## To be done
Return the entries below in their exact form, leaving the pictures out.

## Saved entries
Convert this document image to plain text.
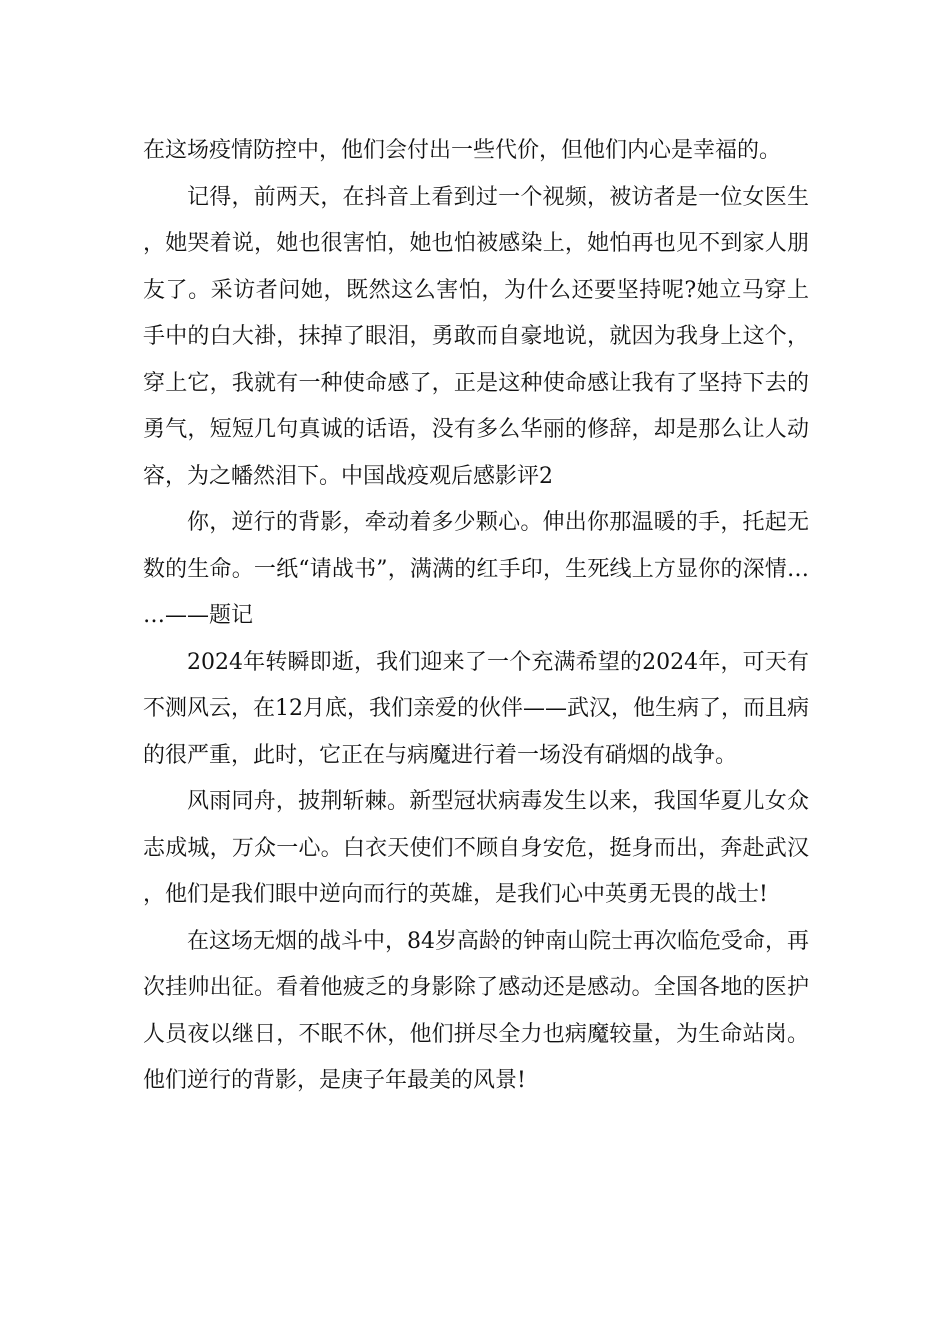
在这场疫情防控中，他们会付出一些代价，但他们内心是幸福的。

记得，前两天，在抖音上看到过一个视频，被访者是一位女医生，她哭着说，她也很害怕，她也怕被感染上，她怕再也见不到家人朋友了。采访者问她，既然这么害怕，为什么还要坚持呢?她立马穿上手中的白大褂，抹掉了眼泪，勇敢而自豪地说，就因为我身上这个，穿上它，我就有一种使命感了，正是这种使命感让我有了坚持下去的勇气，短短几句真诚的话语，没有多么华丽的修辞，却是那么让人动容，为之幡然泪下。中国战疫观后感影评2

你，逆行的背影，牵动着多少颗心。伸出你那温暖的手，托起无数的生命。一纸“请战书”，满满的红手印，生死线上方显你的深情……——题记

2024年转瞬即逝，我们迎来了一个充满希望的2024年，可天有不测风云，在12月底，我们亲爱的伙伴——武汉，他生病了，而且病的很严重，此时，它正在与病魔进行着一场没有硝烟的战争。

风雨同舟，披荆斩棘。新型冠状病毒发生以来，我国华夏儿女众志成城，万众一心。白衣天使们不顾自身安危，挺身而出，奔赴武汉，他们是我们眼中逆向而行的英雄，是我们心中英勇无畏的战士!

在这场无烟的战斗中，84岁高龄的钟南山院士再次临危受命，再次挂帅出征。看着他疲乏的身影除了感动还是感动。全国各地的医护人员夜以继日，不眠不休，他们拼尽全力也病魔较量，为生命站岗。他们逆行的背影，是庚子年最美的风景!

## Reply
Convert this document image to plain text.
在这场疫情防控中，他们会付出一些代价，但他们内心是幸福的。

记得，前两天，在抖音上看到过一个视频，被访者是一位女医生，她哭着说，她也很害怕，她也怕被感染上，她怕再也见不到家人朋友了。采访者问她，既然这么害怕，为什么还要坚持呢?她立马穿上手中的白大褂，抹掉了眼泪，勇敢而自豪地说，就因为我身上这个，穿上它，我就有一种使命感了，正是这种使命感让我有了坚持下去的勇气，短短几句真诚的话语，没有多么华丽的修辞，却是那么让人动容，为之幡然泪下。中国战疫观后感影评2

你，逆行的背影，牵动着多少颗心。伸出你那温暖的手，托起无数的生命。一纸“请战书”，满满的红手印，生死线上方显你的深情……——题记

2024年转瞬即逝，我们迎来了一个充满希望的2024年，可天有不测风云，在12月底，我们亲爱的伙伴——武汉，他生病了，而且病的很严重，此时，它正在与病魔进行着一场没有硝烟的战争。

风雨同舟，披荆斩棘。新型冠状病毒发生以来，我国华夏儿女众志成城，万众一心。白衣天使们不顾自身安危，挺身而出，奔赴武汉，他们是我们眼中逆向而行的英雄，是我们心中英勇无畏的战士!

在这场无烟的战斗中，84岁高龄的钟南山院士再次临危受命，再次挂帅出征。看着他疲乏的身影除了感动还是感动。全国各地的医护人员夜以继日，不眠不休，他们拼尽全力也病魔较量，为生命站岗。他们逆行的背影，是庚子年最美的风景!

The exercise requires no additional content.